| WHAT YOU NEED TO DO |
Retype precisely the section of the data that starts at the line containing "OCR this image." and runs to its final line, ends included.

** Start SOURCE DATA **

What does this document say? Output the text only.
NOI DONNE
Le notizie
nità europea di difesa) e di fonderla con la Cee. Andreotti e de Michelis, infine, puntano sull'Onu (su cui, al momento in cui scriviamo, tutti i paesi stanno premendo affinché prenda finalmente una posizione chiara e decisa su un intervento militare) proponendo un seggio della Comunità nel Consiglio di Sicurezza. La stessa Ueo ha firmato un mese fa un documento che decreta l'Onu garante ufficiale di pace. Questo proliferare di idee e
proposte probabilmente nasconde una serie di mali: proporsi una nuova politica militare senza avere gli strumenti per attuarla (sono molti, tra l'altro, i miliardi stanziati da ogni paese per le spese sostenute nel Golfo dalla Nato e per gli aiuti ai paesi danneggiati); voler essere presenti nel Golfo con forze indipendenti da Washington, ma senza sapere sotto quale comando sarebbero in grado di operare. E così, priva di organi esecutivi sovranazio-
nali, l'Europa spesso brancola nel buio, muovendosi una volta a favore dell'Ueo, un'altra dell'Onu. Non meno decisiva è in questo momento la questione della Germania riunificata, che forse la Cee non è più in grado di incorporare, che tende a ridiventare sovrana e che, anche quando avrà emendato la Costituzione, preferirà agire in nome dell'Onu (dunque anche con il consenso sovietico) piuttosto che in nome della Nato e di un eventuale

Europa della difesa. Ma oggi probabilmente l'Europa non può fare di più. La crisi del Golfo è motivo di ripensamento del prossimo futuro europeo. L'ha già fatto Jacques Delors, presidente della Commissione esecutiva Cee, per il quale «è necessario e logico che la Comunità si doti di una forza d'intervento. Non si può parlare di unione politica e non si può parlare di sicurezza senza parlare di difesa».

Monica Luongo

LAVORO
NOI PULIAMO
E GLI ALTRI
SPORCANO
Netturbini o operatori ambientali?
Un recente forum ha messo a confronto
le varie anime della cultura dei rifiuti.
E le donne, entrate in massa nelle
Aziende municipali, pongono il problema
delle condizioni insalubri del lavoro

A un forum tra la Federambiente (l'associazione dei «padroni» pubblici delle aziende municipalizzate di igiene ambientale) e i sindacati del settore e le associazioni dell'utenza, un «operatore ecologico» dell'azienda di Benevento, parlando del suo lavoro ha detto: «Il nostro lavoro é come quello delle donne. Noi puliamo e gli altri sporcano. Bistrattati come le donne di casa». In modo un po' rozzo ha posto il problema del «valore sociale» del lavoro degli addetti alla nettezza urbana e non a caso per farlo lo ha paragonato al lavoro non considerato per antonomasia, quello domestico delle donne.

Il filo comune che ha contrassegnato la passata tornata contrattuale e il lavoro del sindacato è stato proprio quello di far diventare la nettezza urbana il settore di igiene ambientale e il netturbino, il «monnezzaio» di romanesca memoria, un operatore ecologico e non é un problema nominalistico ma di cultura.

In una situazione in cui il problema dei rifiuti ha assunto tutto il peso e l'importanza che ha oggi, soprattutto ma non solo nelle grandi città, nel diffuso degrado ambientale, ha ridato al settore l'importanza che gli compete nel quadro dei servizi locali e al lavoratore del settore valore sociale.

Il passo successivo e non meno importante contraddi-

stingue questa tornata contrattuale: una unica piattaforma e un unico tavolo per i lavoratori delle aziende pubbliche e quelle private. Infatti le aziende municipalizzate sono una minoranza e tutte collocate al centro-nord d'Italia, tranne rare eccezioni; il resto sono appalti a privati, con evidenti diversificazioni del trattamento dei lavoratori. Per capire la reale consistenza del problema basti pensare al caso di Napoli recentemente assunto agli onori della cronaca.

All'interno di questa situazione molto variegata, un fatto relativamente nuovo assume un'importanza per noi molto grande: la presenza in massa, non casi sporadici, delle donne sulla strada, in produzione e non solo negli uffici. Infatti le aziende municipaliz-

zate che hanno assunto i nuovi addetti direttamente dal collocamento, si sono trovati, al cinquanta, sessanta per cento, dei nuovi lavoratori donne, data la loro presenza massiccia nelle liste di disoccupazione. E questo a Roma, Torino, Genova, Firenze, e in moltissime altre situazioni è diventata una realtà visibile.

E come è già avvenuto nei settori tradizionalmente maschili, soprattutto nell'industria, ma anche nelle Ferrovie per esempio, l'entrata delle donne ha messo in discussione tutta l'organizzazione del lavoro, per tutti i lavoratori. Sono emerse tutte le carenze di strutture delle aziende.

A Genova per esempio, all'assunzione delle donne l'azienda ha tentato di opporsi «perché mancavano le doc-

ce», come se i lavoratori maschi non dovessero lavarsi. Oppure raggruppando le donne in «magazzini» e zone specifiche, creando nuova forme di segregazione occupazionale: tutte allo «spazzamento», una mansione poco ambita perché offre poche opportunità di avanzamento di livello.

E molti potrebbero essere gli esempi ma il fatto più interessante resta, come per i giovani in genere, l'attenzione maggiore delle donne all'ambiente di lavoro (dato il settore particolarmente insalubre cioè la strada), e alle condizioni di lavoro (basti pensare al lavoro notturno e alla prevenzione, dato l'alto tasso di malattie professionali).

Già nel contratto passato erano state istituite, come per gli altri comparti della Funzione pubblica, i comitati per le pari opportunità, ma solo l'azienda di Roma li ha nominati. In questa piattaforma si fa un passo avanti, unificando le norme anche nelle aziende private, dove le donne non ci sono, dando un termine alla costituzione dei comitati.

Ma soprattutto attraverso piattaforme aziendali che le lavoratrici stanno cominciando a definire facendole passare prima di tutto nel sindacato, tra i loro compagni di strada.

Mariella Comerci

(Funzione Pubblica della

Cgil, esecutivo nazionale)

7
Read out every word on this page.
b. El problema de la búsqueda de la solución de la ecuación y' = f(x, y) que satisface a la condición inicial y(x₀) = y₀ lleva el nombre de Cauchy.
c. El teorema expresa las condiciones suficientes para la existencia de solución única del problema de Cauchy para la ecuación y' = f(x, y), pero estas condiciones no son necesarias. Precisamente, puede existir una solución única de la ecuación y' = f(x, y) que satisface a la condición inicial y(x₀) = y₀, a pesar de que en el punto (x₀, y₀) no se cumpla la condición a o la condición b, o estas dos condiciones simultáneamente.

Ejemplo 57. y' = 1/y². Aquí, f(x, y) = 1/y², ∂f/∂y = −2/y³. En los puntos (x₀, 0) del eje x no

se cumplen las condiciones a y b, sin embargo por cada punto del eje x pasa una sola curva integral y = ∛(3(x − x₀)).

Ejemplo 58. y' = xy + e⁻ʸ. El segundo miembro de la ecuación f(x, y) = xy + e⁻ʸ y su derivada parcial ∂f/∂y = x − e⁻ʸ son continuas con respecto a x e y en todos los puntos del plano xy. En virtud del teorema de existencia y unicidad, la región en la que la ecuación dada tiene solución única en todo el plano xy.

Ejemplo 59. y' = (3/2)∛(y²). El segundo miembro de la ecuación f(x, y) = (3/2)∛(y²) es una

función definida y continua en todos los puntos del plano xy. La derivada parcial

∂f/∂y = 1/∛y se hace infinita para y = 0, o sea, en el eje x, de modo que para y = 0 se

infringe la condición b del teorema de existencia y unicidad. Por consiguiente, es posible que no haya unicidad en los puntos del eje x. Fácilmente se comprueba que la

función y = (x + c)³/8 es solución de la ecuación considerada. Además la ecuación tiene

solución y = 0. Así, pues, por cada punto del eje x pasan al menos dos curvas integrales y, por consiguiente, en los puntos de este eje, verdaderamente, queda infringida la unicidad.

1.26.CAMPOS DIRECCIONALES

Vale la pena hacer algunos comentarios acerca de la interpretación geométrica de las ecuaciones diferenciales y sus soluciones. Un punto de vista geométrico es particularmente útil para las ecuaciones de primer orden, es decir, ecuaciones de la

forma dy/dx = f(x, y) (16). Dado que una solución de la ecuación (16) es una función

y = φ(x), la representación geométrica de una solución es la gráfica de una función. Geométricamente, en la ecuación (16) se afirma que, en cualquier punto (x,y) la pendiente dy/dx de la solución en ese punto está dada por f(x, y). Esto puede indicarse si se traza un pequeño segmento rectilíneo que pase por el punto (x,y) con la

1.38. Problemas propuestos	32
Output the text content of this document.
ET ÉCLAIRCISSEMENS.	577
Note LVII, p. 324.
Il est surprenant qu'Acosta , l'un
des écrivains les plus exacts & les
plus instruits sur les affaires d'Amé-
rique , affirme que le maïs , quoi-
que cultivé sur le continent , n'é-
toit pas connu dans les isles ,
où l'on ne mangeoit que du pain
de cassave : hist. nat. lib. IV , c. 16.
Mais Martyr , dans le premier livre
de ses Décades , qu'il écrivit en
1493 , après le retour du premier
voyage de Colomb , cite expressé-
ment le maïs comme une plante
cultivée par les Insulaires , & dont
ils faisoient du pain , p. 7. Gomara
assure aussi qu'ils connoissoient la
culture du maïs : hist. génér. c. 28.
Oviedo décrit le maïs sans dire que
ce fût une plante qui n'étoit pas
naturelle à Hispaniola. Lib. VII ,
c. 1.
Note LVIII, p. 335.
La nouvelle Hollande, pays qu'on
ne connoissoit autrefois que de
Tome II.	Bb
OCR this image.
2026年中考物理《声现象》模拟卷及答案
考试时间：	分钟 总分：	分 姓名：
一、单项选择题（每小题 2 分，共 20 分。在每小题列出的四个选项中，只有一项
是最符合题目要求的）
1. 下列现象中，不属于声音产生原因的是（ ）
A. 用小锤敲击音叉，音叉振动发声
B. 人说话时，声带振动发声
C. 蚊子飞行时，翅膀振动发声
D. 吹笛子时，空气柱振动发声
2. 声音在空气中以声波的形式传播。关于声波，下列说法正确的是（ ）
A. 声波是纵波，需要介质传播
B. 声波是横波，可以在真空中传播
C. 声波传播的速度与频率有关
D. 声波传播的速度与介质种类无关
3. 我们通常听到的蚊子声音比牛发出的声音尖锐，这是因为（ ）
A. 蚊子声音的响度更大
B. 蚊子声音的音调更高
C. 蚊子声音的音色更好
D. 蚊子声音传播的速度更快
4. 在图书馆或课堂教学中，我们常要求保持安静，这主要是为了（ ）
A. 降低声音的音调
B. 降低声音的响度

** End SOURCE DATA **

| COMPLETE ANSWER |
OCR this image.
2026年中考物理《声现象》模拟卷及答案
考试时间：	分钟 总分：	分 姓名：
一、单项选择题（每小题 2 分，共 20 分。在每小题列出的四个选项中，只有一项
是最符合题目要求的）
1. 下列现象中，不属于声音产生原因的是（ ）
A. 用小锤敲击音叉，音叉振动发声
B. 人说话时，声带振动发声
C. 蚊子飞行时，翅膀振动发声
D. 吹笛子时，空气柱振动发声
2. 声音在空气中以声波的形式传播。关于声波，下列说法正确的是（ ）
A. 声波是纵波，需要介质传播
B. 声波是横波，可以在真空中传播
C. 声波传播的速度与频率有关
D. 声波传播的速度与介质种类无关
3. 我们通常听到的蚊子声音比牛发出的声音尖锐，这是因为（ ）
A. 蚊子声音的响度更大
B. 蚊子声音的音调更高
C. 蚊子声音的音色更好
D. 蚊子声音传播的速度更快
4. 在图书馆或课堂教学中，我们常要求保持安静，这主要是为了（ ）
A. 降低声音的音调
B. 降低声音的响度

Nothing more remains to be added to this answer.